#### TASK INSTRUCTIONS:
Scan the data below for the string "Бильрот". Copy every line where it appears.

-- begin INPUT --

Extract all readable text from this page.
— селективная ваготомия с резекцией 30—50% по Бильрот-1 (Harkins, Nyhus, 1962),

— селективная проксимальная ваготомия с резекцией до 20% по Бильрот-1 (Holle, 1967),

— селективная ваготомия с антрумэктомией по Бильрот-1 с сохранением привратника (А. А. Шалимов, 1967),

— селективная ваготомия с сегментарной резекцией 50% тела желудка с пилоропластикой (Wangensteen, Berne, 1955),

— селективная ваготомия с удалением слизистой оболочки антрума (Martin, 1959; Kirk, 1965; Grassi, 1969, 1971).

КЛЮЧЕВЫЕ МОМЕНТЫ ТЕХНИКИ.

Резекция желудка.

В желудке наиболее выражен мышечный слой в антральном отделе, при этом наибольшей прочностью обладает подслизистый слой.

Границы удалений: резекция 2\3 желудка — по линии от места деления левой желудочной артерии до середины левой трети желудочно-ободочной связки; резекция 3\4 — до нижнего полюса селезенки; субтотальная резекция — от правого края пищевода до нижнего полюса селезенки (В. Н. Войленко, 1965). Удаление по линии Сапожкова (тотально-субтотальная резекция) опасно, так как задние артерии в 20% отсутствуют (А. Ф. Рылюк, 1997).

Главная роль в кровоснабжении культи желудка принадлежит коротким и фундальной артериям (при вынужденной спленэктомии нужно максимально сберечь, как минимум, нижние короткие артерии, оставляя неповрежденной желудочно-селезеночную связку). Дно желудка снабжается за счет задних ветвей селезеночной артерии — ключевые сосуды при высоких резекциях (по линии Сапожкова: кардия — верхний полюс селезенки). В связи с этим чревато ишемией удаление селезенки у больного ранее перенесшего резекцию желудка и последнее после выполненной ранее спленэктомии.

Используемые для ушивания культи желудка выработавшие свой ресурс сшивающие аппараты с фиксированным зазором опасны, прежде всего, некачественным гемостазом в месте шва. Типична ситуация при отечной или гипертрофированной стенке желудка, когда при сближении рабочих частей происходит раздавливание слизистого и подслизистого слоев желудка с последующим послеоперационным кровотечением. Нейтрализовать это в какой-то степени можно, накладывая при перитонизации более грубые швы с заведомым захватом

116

-- end INPUT --

#### ANSWER TO THIS EXERCISE:
— селективная ваготомия с резекцией 30—50% по Бильрот-1 (Harkins, Nyhus, 1962),
— селективная проксимальная ваготомия с резекцией до 20% по Бильрот-1 (Holle, 1967),
— селективная ваготомия с антрумэктомией по Бильрот-1 с сохранением привратника (А. А. Шалимов, 1967),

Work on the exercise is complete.